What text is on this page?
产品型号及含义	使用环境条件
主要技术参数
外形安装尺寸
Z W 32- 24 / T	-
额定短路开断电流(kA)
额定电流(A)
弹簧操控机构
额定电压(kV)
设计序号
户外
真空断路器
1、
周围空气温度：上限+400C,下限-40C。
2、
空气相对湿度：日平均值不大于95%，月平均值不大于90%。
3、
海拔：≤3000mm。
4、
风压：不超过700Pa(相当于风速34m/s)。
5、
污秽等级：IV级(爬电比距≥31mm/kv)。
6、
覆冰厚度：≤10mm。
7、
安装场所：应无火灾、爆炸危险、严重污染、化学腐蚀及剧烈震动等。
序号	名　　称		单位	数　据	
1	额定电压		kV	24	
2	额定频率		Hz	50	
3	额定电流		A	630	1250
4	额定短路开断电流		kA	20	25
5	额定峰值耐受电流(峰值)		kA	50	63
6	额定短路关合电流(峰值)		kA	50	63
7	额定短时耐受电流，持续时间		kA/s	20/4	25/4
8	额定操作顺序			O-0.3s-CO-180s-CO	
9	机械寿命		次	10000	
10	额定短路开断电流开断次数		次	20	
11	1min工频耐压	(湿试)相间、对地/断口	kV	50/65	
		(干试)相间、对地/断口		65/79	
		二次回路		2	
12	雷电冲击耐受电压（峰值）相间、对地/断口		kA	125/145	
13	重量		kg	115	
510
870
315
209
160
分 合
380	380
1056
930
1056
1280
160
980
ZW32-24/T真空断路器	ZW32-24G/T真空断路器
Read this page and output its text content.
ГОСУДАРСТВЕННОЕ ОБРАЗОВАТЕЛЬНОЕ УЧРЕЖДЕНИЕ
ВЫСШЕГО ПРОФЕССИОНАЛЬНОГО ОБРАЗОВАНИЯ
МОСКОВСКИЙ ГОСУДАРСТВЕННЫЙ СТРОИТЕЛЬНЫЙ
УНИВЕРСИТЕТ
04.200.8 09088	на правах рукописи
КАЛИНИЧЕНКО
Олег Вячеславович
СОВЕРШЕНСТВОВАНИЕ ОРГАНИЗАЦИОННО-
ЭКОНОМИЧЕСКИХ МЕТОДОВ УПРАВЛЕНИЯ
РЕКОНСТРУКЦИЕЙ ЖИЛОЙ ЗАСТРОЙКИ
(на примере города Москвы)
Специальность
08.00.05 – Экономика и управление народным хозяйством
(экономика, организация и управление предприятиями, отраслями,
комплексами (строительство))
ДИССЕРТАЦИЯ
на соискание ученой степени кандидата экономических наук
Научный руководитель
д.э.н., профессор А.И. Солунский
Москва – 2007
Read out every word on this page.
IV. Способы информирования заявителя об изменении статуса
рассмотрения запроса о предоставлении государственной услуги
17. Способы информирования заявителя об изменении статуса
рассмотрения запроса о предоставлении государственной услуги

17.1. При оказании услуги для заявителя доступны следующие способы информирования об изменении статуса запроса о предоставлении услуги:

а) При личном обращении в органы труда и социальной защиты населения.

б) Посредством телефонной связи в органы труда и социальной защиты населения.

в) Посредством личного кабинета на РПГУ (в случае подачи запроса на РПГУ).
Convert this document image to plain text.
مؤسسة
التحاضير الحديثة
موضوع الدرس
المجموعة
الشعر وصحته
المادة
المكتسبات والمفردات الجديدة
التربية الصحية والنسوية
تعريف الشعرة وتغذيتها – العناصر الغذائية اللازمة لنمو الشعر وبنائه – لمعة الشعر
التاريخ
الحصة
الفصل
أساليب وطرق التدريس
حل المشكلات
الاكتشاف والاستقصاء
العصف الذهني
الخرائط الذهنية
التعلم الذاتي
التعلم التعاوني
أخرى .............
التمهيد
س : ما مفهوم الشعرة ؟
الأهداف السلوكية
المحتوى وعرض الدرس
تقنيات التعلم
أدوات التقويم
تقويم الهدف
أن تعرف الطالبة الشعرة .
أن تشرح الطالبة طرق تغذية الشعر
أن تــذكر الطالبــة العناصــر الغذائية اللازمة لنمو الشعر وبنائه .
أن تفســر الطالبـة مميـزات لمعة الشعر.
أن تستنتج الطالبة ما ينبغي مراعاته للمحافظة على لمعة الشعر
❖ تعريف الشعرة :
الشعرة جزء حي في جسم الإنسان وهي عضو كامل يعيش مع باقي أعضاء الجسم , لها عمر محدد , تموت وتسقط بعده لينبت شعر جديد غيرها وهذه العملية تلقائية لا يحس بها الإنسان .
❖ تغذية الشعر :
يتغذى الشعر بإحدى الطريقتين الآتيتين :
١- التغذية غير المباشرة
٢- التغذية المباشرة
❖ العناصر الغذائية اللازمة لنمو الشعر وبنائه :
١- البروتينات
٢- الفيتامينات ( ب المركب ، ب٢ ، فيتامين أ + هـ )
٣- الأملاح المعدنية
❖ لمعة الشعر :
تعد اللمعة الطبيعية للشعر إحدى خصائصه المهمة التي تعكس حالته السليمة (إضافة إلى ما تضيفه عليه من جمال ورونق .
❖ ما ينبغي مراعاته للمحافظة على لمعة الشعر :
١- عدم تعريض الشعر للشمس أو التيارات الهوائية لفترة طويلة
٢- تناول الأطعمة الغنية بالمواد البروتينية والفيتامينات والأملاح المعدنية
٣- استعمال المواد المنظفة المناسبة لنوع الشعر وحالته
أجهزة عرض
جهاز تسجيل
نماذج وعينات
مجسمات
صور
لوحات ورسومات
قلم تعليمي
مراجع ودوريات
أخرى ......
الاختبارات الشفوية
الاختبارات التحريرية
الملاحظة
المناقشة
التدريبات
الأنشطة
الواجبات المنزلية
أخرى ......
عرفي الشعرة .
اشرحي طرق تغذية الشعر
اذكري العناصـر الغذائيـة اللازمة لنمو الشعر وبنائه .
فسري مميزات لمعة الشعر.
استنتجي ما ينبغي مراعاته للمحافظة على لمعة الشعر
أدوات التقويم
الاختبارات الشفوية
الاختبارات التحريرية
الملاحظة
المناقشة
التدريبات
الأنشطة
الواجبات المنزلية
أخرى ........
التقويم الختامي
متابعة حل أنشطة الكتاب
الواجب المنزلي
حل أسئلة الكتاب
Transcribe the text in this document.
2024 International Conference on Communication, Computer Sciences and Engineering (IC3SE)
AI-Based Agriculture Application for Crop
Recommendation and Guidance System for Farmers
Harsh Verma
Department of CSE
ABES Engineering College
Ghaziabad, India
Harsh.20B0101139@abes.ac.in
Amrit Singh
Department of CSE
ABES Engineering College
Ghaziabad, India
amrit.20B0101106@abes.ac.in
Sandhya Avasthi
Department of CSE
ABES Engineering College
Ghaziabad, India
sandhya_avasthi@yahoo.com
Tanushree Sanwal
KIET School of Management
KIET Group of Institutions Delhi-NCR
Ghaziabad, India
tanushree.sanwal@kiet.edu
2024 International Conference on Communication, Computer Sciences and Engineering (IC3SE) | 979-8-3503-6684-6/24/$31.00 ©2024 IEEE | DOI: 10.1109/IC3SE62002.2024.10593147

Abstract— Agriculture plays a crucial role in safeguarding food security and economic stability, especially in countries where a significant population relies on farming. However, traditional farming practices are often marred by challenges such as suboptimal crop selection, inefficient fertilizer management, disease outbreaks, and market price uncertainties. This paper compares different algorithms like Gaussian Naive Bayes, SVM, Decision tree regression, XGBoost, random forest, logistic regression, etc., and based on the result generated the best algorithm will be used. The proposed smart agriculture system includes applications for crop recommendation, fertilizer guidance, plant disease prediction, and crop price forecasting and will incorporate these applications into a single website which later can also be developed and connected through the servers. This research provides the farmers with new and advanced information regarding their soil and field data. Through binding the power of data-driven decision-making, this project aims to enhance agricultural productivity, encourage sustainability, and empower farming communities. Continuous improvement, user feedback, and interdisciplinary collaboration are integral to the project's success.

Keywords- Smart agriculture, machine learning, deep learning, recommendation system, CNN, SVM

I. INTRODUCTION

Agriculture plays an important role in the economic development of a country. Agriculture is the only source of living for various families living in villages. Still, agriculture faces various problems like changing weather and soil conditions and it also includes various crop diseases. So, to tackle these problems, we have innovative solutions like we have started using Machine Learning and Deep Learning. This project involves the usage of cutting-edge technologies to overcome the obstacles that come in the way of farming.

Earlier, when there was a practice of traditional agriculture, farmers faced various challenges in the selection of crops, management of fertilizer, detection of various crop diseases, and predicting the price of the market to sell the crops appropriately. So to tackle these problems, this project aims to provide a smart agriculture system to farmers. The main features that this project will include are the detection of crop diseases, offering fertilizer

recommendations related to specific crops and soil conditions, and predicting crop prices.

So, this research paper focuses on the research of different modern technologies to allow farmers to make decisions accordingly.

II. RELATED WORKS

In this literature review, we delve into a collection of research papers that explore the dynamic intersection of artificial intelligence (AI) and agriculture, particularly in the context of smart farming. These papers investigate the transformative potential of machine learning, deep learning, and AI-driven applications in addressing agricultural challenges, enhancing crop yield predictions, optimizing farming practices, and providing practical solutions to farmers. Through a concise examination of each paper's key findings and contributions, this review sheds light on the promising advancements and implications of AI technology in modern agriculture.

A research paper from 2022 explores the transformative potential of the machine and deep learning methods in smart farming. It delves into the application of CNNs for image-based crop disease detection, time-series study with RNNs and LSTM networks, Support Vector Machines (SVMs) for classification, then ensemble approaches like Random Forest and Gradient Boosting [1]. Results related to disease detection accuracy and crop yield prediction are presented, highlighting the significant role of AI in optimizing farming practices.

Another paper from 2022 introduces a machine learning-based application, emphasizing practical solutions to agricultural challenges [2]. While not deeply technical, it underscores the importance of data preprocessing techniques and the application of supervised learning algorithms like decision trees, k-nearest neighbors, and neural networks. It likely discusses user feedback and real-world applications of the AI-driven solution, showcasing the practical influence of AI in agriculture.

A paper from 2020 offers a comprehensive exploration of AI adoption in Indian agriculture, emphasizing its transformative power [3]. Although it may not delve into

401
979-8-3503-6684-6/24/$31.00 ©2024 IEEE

----

[Task directions]
In the entries above, find each line with the word "وبنائه" and copy it.

[Solution for this task]
تعريف الشعرة وتغذيتها – العناصر الغذائية اللازمة لنمو الشعر وبنائه – لمعة الشعر
أن تــذكر الطالبــة العناصــر الغذائية اللازمة لنمو الشعر وبنائه .
❖ العناصر الغذائية اللازمة لنمو الشعر وبنائه :
اذكري العناصـر الغذائيـة اللازمة لنمو الشعر وبنائه .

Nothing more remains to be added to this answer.